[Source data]
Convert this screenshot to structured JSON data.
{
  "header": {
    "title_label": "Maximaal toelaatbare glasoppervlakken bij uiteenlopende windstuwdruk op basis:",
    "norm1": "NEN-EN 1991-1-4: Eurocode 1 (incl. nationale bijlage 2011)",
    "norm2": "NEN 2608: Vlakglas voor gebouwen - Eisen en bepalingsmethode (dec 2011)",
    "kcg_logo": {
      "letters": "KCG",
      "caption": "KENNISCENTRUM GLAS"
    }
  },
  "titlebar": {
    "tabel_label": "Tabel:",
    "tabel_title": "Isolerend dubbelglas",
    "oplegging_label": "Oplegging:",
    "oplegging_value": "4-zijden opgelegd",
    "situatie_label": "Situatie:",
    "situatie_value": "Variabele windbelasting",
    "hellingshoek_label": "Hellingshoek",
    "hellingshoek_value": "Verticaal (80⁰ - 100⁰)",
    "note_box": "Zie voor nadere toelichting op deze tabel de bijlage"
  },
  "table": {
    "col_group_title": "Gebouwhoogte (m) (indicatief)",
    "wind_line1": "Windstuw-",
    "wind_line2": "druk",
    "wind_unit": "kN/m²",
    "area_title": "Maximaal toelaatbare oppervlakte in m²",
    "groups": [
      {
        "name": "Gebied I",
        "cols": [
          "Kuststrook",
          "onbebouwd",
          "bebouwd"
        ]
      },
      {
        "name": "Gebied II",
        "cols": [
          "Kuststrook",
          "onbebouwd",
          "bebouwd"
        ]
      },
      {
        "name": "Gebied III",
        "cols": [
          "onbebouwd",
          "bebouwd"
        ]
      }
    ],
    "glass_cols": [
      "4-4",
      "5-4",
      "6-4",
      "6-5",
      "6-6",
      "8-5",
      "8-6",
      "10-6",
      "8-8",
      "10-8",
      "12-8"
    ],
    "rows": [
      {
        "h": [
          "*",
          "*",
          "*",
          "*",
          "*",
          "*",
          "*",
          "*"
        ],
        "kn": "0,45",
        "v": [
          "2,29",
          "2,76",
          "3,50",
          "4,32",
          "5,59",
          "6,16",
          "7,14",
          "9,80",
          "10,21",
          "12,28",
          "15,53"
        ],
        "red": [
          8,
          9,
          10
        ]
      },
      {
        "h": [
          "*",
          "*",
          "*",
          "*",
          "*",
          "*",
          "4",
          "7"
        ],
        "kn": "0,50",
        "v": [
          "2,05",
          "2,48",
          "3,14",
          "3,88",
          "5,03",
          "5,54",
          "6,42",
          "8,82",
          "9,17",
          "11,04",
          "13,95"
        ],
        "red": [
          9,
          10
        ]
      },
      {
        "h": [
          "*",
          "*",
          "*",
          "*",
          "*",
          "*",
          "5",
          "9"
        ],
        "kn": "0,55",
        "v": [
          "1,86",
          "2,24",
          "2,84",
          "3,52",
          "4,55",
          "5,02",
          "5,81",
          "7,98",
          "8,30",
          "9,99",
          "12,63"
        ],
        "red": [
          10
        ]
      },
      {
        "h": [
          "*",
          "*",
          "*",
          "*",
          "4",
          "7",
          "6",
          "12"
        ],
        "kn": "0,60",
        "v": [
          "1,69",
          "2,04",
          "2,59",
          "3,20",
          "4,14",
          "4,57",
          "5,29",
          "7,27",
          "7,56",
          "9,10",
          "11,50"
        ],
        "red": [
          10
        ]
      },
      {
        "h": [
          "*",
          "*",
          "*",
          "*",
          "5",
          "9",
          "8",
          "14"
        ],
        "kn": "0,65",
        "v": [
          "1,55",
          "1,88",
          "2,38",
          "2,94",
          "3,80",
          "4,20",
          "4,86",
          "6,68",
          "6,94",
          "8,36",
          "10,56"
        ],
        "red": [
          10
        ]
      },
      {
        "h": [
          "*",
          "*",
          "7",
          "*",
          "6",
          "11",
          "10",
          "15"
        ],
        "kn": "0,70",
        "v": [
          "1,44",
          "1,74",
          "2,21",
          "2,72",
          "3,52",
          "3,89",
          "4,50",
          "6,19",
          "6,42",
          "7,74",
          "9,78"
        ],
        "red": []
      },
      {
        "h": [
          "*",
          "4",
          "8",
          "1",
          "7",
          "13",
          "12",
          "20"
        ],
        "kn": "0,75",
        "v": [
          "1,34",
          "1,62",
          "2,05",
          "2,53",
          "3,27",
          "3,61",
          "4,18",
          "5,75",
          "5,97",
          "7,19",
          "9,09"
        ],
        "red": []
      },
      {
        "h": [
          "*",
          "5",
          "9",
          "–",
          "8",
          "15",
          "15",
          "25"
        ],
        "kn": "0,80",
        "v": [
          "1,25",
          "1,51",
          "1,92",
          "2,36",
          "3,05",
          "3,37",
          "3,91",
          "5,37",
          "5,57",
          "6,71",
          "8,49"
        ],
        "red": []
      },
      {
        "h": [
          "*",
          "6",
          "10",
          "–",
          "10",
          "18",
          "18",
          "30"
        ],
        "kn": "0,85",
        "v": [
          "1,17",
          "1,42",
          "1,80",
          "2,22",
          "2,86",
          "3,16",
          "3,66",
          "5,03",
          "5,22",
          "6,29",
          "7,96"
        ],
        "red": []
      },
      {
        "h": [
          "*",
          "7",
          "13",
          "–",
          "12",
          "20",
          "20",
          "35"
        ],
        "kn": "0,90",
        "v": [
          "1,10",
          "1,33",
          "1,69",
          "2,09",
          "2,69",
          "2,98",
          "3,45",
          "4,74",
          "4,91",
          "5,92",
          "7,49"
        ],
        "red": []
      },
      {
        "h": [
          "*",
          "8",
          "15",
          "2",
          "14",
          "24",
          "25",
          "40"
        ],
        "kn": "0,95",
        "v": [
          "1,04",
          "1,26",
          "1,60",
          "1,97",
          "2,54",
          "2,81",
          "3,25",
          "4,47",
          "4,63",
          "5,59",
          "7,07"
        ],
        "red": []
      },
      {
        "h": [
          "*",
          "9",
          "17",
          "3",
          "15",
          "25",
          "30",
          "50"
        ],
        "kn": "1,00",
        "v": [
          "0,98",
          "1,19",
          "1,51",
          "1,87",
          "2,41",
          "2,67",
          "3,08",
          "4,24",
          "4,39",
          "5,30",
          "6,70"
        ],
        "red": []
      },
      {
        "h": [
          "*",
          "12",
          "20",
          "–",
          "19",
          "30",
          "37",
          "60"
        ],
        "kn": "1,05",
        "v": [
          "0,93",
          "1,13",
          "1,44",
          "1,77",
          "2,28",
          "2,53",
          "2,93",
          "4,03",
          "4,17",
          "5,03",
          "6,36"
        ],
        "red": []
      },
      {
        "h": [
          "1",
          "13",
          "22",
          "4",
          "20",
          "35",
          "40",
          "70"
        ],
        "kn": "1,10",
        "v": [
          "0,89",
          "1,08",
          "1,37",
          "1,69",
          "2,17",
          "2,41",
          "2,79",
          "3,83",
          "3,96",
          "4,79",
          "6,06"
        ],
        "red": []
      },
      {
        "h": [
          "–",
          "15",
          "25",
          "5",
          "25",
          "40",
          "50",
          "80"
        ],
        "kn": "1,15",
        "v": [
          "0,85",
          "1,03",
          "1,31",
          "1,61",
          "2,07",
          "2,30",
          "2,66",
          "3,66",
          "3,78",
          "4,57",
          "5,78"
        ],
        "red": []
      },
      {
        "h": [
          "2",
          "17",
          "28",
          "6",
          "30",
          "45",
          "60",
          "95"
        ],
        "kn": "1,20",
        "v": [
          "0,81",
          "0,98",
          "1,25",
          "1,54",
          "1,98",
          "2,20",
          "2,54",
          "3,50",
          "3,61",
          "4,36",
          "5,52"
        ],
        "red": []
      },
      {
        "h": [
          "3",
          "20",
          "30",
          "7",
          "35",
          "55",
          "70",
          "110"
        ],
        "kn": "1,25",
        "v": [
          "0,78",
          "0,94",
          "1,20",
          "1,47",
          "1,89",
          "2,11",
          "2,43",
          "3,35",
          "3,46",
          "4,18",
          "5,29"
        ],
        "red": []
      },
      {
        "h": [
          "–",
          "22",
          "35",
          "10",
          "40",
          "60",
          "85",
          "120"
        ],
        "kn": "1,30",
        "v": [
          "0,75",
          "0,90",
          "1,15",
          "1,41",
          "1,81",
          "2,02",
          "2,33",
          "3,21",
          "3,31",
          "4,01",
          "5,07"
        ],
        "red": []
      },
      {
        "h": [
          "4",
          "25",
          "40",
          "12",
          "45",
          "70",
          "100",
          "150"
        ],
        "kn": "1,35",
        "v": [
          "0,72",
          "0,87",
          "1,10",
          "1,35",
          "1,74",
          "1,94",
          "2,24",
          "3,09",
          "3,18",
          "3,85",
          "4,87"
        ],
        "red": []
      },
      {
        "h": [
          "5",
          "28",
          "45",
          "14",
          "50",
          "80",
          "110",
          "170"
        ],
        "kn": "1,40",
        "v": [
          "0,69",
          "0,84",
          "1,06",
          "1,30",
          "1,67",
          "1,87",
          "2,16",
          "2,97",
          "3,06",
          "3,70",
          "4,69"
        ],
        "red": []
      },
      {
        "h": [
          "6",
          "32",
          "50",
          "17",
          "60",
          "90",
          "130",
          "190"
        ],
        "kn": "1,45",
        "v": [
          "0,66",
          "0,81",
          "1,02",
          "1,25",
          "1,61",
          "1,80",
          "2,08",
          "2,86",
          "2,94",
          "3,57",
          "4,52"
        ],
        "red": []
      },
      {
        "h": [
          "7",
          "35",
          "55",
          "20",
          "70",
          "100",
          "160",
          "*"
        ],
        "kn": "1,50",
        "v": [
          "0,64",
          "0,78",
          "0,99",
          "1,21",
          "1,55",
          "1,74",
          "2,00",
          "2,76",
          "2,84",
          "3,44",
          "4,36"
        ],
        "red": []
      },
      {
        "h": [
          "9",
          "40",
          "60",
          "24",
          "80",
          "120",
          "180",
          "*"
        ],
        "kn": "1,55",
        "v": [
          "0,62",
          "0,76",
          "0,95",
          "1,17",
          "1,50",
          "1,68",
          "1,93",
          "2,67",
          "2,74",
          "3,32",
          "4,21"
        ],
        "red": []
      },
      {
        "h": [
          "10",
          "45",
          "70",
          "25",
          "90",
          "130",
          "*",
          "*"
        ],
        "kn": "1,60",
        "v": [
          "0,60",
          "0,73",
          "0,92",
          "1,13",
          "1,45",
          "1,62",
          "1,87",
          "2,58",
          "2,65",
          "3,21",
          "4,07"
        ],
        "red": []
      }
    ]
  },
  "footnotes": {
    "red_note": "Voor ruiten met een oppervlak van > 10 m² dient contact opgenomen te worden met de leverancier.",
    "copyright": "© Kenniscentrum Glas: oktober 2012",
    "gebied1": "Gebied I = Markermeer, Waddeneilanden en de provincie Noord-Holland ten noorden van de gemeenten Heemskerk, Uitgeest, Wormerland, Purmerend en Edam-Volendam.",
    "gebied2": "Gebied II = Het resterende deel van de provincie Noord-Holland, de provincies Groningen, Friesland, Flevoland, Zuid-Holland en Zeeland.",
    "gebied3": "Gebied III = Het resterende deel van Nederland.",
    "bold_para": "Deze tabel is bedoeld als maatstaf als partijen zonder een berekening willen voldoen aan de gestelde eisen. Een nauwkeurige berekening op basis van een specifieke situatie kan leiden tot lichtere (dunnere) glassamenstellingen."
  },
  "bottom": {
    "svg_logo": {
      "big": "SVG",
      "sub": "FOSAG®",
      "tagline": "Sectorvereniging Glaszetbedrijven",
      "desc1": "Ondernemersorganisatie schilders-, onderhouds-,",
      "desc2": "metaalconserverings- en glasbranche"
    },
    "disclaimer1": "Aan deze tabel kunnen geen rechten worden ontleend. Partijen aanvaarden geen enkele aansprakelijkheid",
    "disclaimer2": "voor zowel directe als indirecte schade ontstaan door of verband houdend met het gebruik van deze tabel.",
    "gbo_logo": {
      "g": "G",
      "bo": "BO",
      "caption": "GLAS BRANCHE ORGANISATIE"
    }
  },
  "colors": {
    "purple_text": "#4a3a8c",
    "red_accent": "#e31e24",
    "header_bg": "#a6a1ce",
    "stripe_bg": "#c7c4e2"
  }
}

- [WHAT YOU SHOULD DO] Please report every line of the records above that contains the word "deel".

- [TASK RESULT]
    "gebied2": "Gebied II = Het resterende deel van de provincie Noord-Holland, de provincies Groningen, Friesland, Flevoland, Zuid-Holland en Zeeland.",
    "gebied3": "Gebied III = Het resterende deel van Nederland.",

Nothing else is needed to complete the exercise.